** WHAT THE EXERCISE ASKS **
Print all the entries verbatim.

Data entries
+---+
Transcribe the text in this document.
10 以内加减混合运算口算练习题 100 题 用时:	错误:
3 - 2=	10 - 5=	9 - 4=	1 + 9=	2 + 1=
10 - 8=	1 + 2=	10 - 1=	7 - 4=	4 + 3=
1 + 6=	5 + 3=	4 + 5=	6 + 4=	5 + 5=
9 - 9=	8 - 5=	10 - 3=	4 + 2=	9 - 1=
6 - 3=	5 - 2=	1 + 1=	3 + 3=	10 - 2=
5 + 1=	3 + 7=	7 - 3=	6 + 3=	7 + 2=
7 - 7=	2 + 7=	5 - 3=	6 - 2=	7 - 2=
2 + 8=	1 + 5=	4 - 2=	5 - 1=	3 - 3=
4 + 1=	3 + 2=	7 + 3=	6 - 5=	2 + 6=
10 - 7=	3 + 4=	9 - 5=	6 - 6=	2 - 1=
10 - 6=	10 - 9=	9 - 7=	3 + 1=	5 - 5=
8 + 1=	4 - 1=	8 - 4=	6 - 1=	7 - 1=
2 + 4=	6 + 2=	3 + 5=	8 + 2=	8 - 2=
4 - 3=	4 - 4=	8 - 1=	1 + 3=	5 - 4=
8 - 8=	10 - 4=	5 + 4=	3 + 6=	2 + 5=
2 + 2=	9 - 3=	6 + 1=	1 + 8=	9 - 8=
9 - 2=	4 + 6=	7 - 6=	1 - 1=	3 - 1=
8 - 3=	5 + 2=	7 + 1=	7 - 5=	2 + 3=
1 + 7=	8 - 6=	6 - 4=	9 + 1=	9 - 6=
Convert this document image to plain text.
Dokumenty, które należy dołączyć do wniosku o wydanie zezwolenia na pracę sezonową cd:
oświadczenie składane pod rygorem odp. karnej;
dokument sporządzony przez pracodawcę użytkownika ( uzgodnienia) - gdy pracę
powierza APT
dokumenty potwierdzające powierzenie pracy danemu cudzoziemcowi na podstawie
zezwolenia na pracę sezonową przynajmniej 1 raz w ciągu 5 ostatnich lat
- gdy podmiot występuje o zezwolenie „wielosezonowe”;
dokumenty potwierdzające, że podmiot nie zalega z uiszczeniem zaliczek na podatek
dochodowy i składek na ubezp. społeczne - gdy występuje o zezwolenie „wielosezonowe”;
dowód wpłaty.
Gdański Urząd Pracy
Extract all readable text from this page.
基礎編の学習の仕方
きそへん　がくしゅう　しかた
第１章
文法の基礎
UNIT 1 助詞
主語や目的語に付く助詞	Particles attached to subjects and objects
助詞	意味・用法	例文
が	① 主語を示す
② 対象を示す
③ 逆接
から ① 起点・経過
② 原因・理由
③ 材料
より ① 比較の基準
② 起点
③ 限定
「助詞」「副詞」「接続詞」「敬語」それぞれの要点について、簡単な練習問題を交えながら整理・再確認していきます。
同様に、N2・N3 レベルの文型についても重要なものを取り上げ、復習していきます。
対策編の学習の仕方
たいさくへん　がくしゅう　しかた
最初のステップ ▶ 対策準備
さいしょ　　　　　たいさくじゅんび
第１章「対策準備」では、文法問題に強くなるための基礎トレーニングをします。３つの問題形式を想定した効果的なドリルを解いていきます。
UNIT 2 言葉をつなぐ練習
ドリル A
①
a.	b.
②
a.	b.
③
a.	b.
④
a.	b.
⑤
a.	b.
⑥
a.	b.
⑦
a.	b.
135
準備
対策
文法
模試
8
+---+
** WRITTEN SOLUTION **
Transcribe the text in this document.
10 以内加减混合运算口算练习题 100 题 用时:	错误:
3 - 2=	10 - 5=	9 - 4=	1 + 9=	2 + 1=
10 - 8=	1 + 2=	10 - 1=	7 - 4=	4 + 3=
1 + 6=	5 + 3=	4 + 5=	6 + 4=	5 + 5=
9 - 9=	8 - 5=	10 - 3=	4 + 2=	9 - 1=
6 - 3=	5 - 2=	1 + 1=	3 + 3=	10 - 2=
5 + 1=	3 + 7=	7 - 3=	6 + 3=	7 + 2=
7 - 7=	2 + 7=	5 - 3=	6 - 2=	7 - 2=
2 + 8=	1 + 5=	4 - 2=	5 - 1=	3 - 3=
4 + 1=	3 + 2=	7 + 3=	6 - 5=	2 + 6=
10 - 7=	3 + 4=	9 - 5=	6 - 6=	2 - 1=
10 - 6=	10 - 9=	9 - 7=	3 + 1=	5 - 5=
8 + 1=	4 - 1=	8 - 4=	6 - 1=	7 - 1=
2 + 4=	6 + 2=	3 + 5=	8 + 2=	8 - 2=
4 - 3=	4 - 4=	8 - 1=	1 + 3=	5 - 4=
8 - 8=	10 - 4=	5 + 4=	3 + 6=	2 + 5=
2 + 2=	9 - 3=	6 + 1=	1 + 8=	9 - 8=
9 - 2=	4 + 6=	7 - 6=	1 - 1=	3 - 1=
8 - 3=	5 + 2=	7 + 1=	7 - 5=	2 + 3=
1 + 7=	8 - 6=	6 - 4=	9 + 1=	9 - 6=
Convert this document image to plain text.
Dokumenty, które należy dołączyć do wniosku o wydanie zezwolenia na pracę sezonową cd:
oświadczenie składane pod rygorem odp. karnej;
dokument sporządzony przez pracodawcę użytkownika ( uzgodnienia) - gdy pracę
powierza APT
dokumenty potwierdzające powierzenie pracy danemu cudzoziemcowi na podstawie
zezwolenia na pracę sezonową przynajmniej 1 raz w ciągu 5 ostatnich lat
- gdy podmiot występuje o zezwolenie „wielosezonowe”;
dokumenty potwierdzające, że podmiot nie zalega z uiszczeniem zaliczek na podatek
dochodowy i składek na ubezp. społeczne - gdy występuje o zezwolenie „wielosezonowe”;
dowód wpłaty.
Gdański Urząd Pracy
Extract all readable text from this page.
基礎編の学習の仕方
きそへん　がくしゅう　しかた
第１章
文法の基礎
UNIT 1 助詞
主語や目的語に付く助詞	Particles attached to subjects and objects
助詞	意味・用法	例文
が	① 主語を示す
② 対象を示す
③ 逆接
から ① 起点・経過
② 原因・理由
③ 材料
より ① 比較の基準
② 起点
③ 限定
「助詞」「副詞」「接続詞」「敬語」それぞれの要点について、簡単な練習問題を交えながら整理・再確認していきます。
同様に、N2・N3 レベルの文型についても重要なものを取り上げ、復習していきます。
対策編の学習の仕方
たいさくへん　がくしゅう　しかた
最初のステップ ▶ 対策準備
さいしょ　　　　　たいさくじゅんび
第１章「対策準備」では、文法問題に強くなるための基礎トレーニングをします。３つの問題形式を想定した効果的なドリルを解いていきます。
UNIT 2 言葉をつなぐ練習
ドリル A
①
a.	b.
②
a.	b.
③
a.	b.
④
a.	b.
⑤
a.	b.
⑥
a.	b.
⑦
a.	b.
135
準備
対策
文法
模試
8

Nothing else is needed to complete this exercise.